Problem to solve: Swap "Text" for "Label" in the lines from the one containing "- Text: 9: 9: [282, 204, 290, 217]" through the one containing "Localize 29 of", inclusive. Return only those lines, with everything else unchanged.

# START OF Records to use

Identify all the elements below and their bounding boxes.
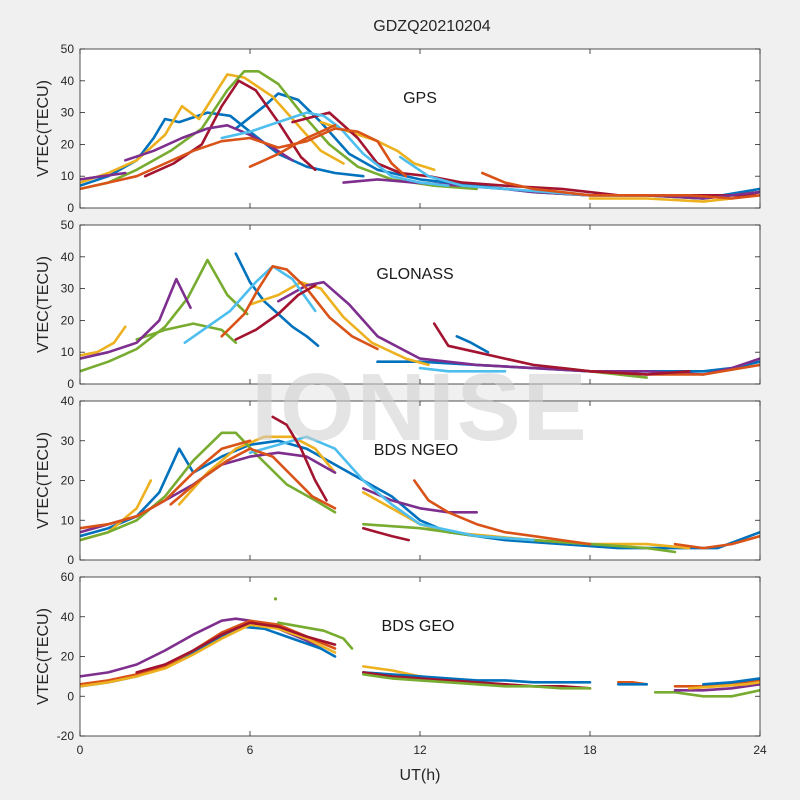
series-line-9 (362, 671, 592, 690)
y-tick-label: 0 (67, 553, 74, 567)
series-line-15 (432, 322, 691, 376)
panel-bds-ngeo: 0 10 20 30 40 VTEC(TECU) BDS NGEO (35, 394, 761, 567)
series-line-14 (80, 127, 408, 191)
y-tick-label: 60 (61, 570, 75, 584)
series-line-14 (362, 526, 410, 542)
y-tick-label: 20 (61, 137, 75, 151)
series-line-4 (80, 431, 337, 542)
series-line-11 (80, 171, 127, 181)
panel-label: GLONASS (376, 266, 453, 283)
panel-label: BDS NGEO (374, 442, 458, 459)
y-tick-label: 0 (67, 201, 74, 215)
x-tick-label: 24 (753, 743, 767, 757)
series-group (80, 597, 760, 698)
series-line-13 (398, 155, 592, 197)
series-line-10 (80, 439, 252, 530)
panels-group: 0 10 20 30 40 50 VTEC(TECU) GPS 0 10 20 30 40 50 VTEC(… (35, 42, 767, 757)
figure-title: GDZQ20210204 (373, 18, 491, 35)
series-line-15 (248, 124, 337, 168)
series-line-8 (80, 277, 192, 360)
series-point-6 (273, 597, 278, 601)
series-line-0 (80, 439, 760, 550)
panel-label: GPS (403, 90, 437, 107)
series-line-2 (177, 435, 337, 506)
y-tick-label: 10 (61, 345, 75, 359)
plot-area (80, 401, 760, 560)
series-line-17 (687, 681, 760, 690)
series-line-11 (413, 479, 592, 546)
y-tick-label: -20 (57, 729, 75, 743)
y-tick-label: 50 (61, 42, 75, 56)
series-line-12 (220, 111, 450, 187)
y-tick-label: 20 (61, 313, 75, 327)
y-tick-label: 20 (61, 474, 75, 488)
x-tick-label: 18 (583, 743, 597, 757)
y-axis-label: VTEC(TECU) (35, 256, 52, 353)
series-line-3 (80, 623, 337, 688)
y-tick-label: 40 (61, 394, 75, 408)
series-line-6 (135, 322, 238, 344)
y-tick-label: 40 (61, 250, 75, 264)
series-group (80, 252, 760, 379)
series-line-4 (135, 621, 337, 674)
series-line-8 (248, 435, 535, 542)
series-group (80, 70, 760, 203)
series-line-5 (277, 621, 354, 650)
series-line-13 (653, 689, 760, 698)
series-line-5 (80, 70, 478, 191)
panel-gps: 0 10 20 30 40 50 VTEC(TECU) GPS (35, 42, 761, 215)
y-tick-label: 30 (61, 282, 75, 296)
series-line-5 (80, 258, 249, 373)
y-tick-label: 30 (61, 434, 75, 448)
y-tick-label: 40 (61, 610, 75, 624)
x-tick-label: 6 (247, 743, 254, 757)
series-line-4 (248, 280, 430, 367)
series-line-12 (220, 265, 379, 351)
y-tick-label: 40 (61, 74, 75, 88)
series-line-9 (169, 447, 337, 510)
series-line-2 (455, 335, 490, 354)
y-tick-label: 0 (67, 377, 74, 391)
plot-area (80, 577, 760, 736)
series-line-14 (234, 284, 317, 341)
series-line-10 (183, 265, 317, 344)
series-line-14 (673, 683, 760, 692)
y-tick-label: 0 (67, 689, 74, 703)
y-axis-label: VTEC(TECU) (35, 80, 52, 177)
series-line-13 (271, 415, 328, 502)
series-line-2 (80, 73, 345, 184)
y-axis-label: VTEC(TECU) (35, 608, 52, 705)
series-line-16 (481, 171, 760, 200)
y-tick-label: 10 (61, 513, 75, 527)
y-tick-label: 10 (61, 169, 75, 183)
x-axis-label: UT(h) (400, 767, 441, 784)
series-line-12 (673, 534, 760, 550)
series-line-10 (362, 673, 592, 690)
y-tick-label: 20 (61, 650, 75, 664)
panel-glonass: 0 10 20 30 40 50 VTEC(TECU) GLONASS (35, 218, 761, 391)
x-tick-label: 12 (413, 743, 427, 757)
watermark: IONISE (251, 354, 588, 461)
y-tick-label: 30 (61, 106, 75, 120)
panel-label: BDS GEO (382, 618, 455, 635)
y-tick-label: 50 (61, 218, 75, 232)
series-group (80, 415, 760, 554)
series-line-3 (80, 325, 127, 357)
series-line-11 (418, 366, 507, 373)
series-line-8 (362, 671, 592, 684)
y-axis-label: VTEC(TECU) (35, 432, 52, 529)
series-line-16 (702, 677, 760, 686)
x-tick-label: 0 (77, 743, 84, 757)
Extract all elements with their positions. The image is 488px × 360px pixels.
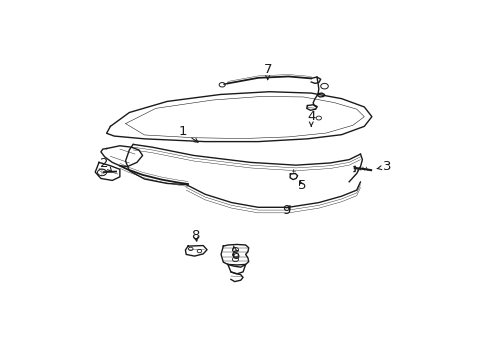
- Text: 9: 9: [282, 204, 290, 217]
- Text: 6: 6: [231, 246, 239, 262]
- Text: 3: 3: [376, 160, 390, 173]
- Text: 5: 5: [297, 179, 305, 193]
- Text: 2: 2: [100, 157, 112, 172]
- Text: 8: 8: [191, 229, 200, 242]
- Text: 7: 7: [263, 63, 271, 80]
- Text: 4: 4: [306, 110, 315, 126]
- Text: 1: 1: [178, 125, 198, 142]
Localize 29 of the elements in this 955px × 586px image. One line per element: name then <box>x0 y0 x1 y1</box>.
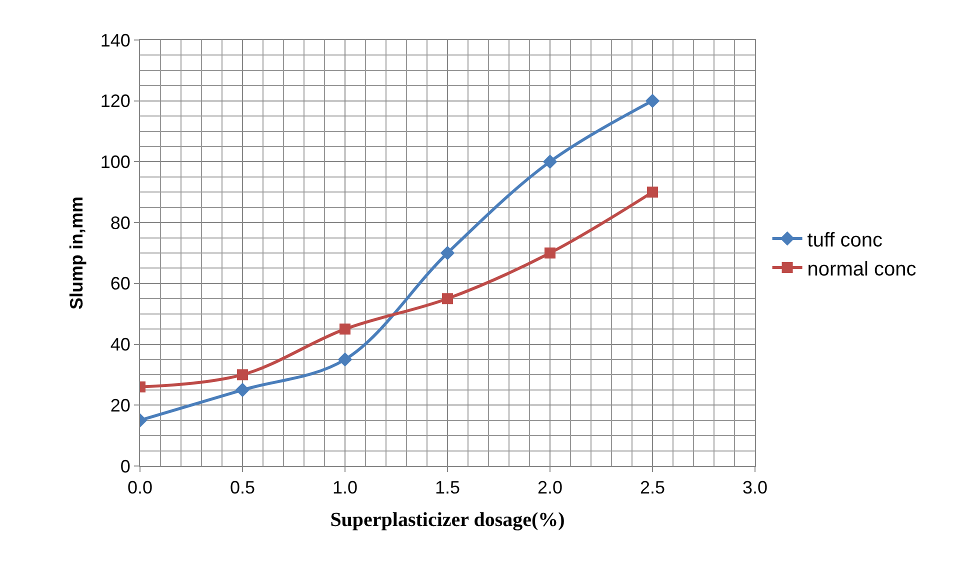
y-tick-label: 20 <box>110 395 130 416</box>
point <box>237 369 248 380</box>
point <box>542 154 558 169</box>
x-axis-title: Superplasticizer dosage(%) <box>330 509 565 532</box>
point <box>338 352 352 367</box>
y-tick-label: 120 <box>100 91 130 112</box>
point <box>235 382 250 398</box>
point <box>645 94 660 108</box>
y-tick-label: 0 <box>120 456 130 476</box>
x-tick-label: 0.0 <box>127 478 153 498</box>
y-tick-label: 80 <box>110 212 130 233</box>
x-tick-label: 1.5 <box>434 478 460 498</box>
y-axis-title: Slump in,mm <box>66 196 87 310</box>
x-tick-label: 1.0 <box>332 478 358 498</box>
point <box>647 186 658 198</box>
x-tick-label: 2.0 <box>537 478 563 498</box>
point <box>442 293 453 304</box>
x-tick-label: 2.5 <box>640 478 666 498</box>
y-tick-label: 60 <box>110 274 130 294</box>
legend-label: tuff conc <box>807 229 883 252</box>
point <box>440 246 455 260</box>
y-tick-label: 140 <box>100 30 130 50</box>
x-tick-label: 0.5 <box>230 478 256 498</box>
y-tick-label: 100 <box>100 152 130 172</box>
legend-label: normal conc <box>807 258 916 280</box>
point <box>544 248 556 258</box>
y-tick-label: 40 <box>110 334 130 355</box>
x-tick-label: 3.0 <box>742 478 768 498</box>
point <box>340 324 350 335</box>
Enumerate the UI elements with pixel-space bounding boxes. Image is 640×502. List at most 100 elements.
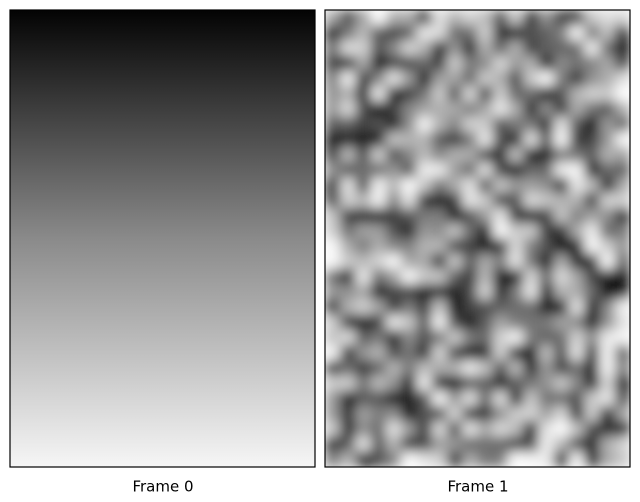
noise-cell bbox=[553, 436, 570, 453]
noise-cell bbox=[462, 116, 478, 133]
noise-cell bbox=[325, 147, 341, 163]
panel-label: Frame 1 bbox=[447, 478, 508, 496]
noise-cell bbox=[599, 345, 616, 361]
noise-cell bbox=[325, 314, 341, 331]
noise-cell bbox=[569, 86, 585, 102]
noise-cell bbox=[355, 329, 372, 346]
noise-cell bbox=[386, 451, 402, 467]
noise-cell bbox=[340, 253, 356, 270]
noise-cell bbox=[523, 162, 539, 179]
noise-cell bbox=[614, 25, 630, 41]
noise-cell bbox=[508, 451, 524, 467]
noise-cell bbox=[370, 360, 387, 377]
noise-cell bbox=[523, 70, 539, 87]
noise-cell bbox=[447, 55, 463, 72]
noise-cell bbox=[462, 345, 478, 361]
noise-cell bbox=[538, 177, 555, 194]
noise-cell bbox=[431, 116, 448, 133]
noise-cell bbox=[386, 55, 402, 72]
noise-cell bbox=[523, 451, 539, 467]
noise-cell bbox=[553, 451, 570, 467]
noise-cell bbox=[401, 116, 417, 133]
noise-cell bbox=[523, 345, 539, 361]
noise-cell bbox=[508, 116, 524, 133]
noise-cell bbox=[614, 406, 630, 422]
noise-cell bbox=[523, 406, 539, 422]
noise-cell bbox=[401, 345, 417, 361]
noise-cell bbox=[553, 40, 570, 57]
noise-cell bbox=[431, 268, 448, 285]
noise-cell bbox=[599, 421, 616, 438]
noise-cell bbox=[569, 345, 585, 361]
noise-cell bbox=[523, 223, 539, 239]
noise-cell bbox=[431, 147, 448, 163]
noise-cell bbox=[340, 55, 356, 72]
noise-cell bbox=[416, 345, 433, 361]
noise-cell bbox=[477, 101, 494, 118]
noise-cell bbox=[416, 329, 433, 346]
noise-cell bbox=[508, 268, 524, 285]
noise-cell bbox=[340, 284, 356, 300]
noise-cell bbox=[401, 299, 417, 316]
noise-cell bbox=[599, 162, 616, 179]
noise-cell bbox=[477, 284, 494, 300]
noise-cell bbox=[340, 451, 356, 467]
noise-cell bbox=[523, 375, 539, 392]
noise-cell bbox=[538, 192, 555, 209]
noise-cell bbox=[416, 25, 433, 41]
noise-cell bbox=[599, 223, 616, 239]
noise-cell bbox=[401, 55, 417, 72]
noise-cell bbox=[492, 101, 509, 118]
noise-cell bbox=[355, 162, 372, 179]
noise-cell bbox=[431, 223, 448, 239]
noise-cell bbox=[508, 314, 524, 331]
noise-cell bbox=[416, 314, 433, 331]
noise-cell bbox=[401, 177, 417, 194]
noise-cell bbox=[508, 162, 524, 179]
noise-cell bbox=[462, 192, 478, 209]
noise-cell bbox=[325, 406, 341, 422]
noise-cell bbox=[508, 345, 524, 361]
noise-cell bbox=[370, 299, 387, 316]
noise-cell bbox=[523, 329, 539, 346]
noise-cell bbox=[614, 329, 630, 346]
panel-frame bbox=[324, 9, 631, 468]
noise-cell bbox=[584, 55, 600, 72]
noise-cell bbox=[431, 360, 448, 377]
noise-cell bbox=[401, 436, 417, 453]
noise-cell bbox=[614, 223, 630, 239]
noise-cell bbox=[553, 192, 570, 209]
noise-cell bbox=[462, 147, 478, 163]
noise-cell bbox=[538, 314, 555, 331]
noise-cell bbox=[386, 436, 402, 453]
noise-cell bbox=[477, 177, 494, 194]
noise-cell bbox=[401, 162, 417, 179]
noise-cell bbox=[355, 284, 372, 300]
noise-cell bbox=[447, 299, 463, 316]
noise-cell bbox=[462, 451, 478, 467]
noise-cell bbox=[355, 177, 372, 194]
noise-cell bbox=[355, 314, 372, 331]
noise-cell bbox=[462, 390, 478, 407]
noise-cell bbox=[584, 390, 600, 407]
noise-cell bbox=[508, 208, 524, 224]
noise-cell bbox=[370, 86, 387, 102]
noise-cell bbox=[462, 162, 478, 179]
noise-cell bbox=[614, 284, 630, 300]
noise-cell bbox=[614, 421, 630, 438]
noise-cell bbox=[599, 406, 616, 422]
noise-cell bbox=[614, 116, 630, 133]
noise-cell bbox=[508, 147, 524, 163]
noise-cell bbox=[370, 40, 387, 57]
noise-cell bbox=[477, 390, 494, 407]
noise-cell bbox=[477, 345, 494, 361]
noise-cell bbox=[569, 101, 585, 118]
noise-cell bbox=[492, 329, 509, 346]
noise-cell bbox=[386, 406, 402, 422]
noise-cell bbox=[447, 101, 463, 118]
noise-cell bbox=[462, 375, 478, 392]
noise-cell bbox=[614, 375, 630, 392]
noise-cell bbox=[569, 360, 585, 377]
noise-cell bbox=[477, 147, 494, 163]
noise-cell bbox=[325, 55, 341, 72]
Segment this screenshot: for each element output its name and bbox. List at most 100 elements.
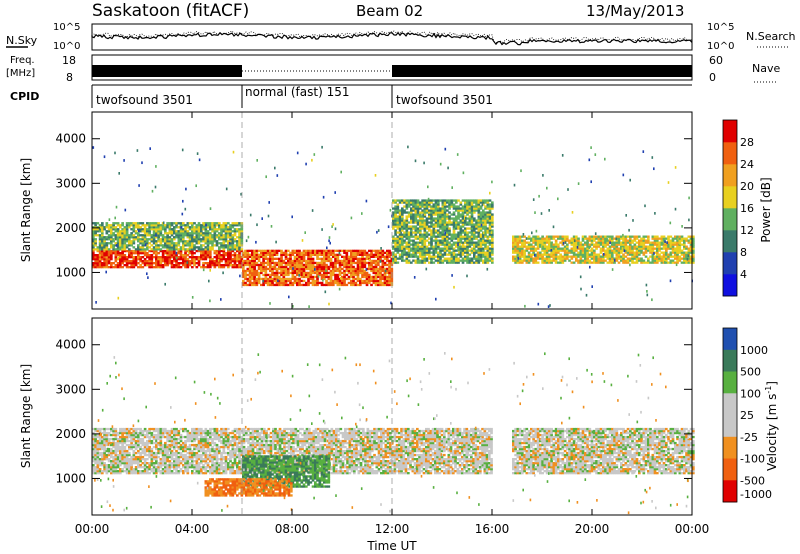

# END OF Records to use

Solved exercise:
- Label: 9: 9: [282, 204, 290, 217]
- Label: 6: 6: [231, 246, 239, 262]
- Label: 3: 3: [376, 160, 390, 173]
- Label: 5: 5: [297, 179, 305, 193]
- Label: 2: 2: [100, 157, 112, 172]
- Label: 8: 8: [191, 229, 200, 242]
- Label: 7: 7: [263, 63, 271, 80]
- Label: 4: 4: [306, 110, 315, 126]
- Label: 1: 1: [178, 125, 198, 142]
Localize 29 of the elements in this 955px × 586px image. One line per element: name then <box>x0 y0 x1 y1</box>.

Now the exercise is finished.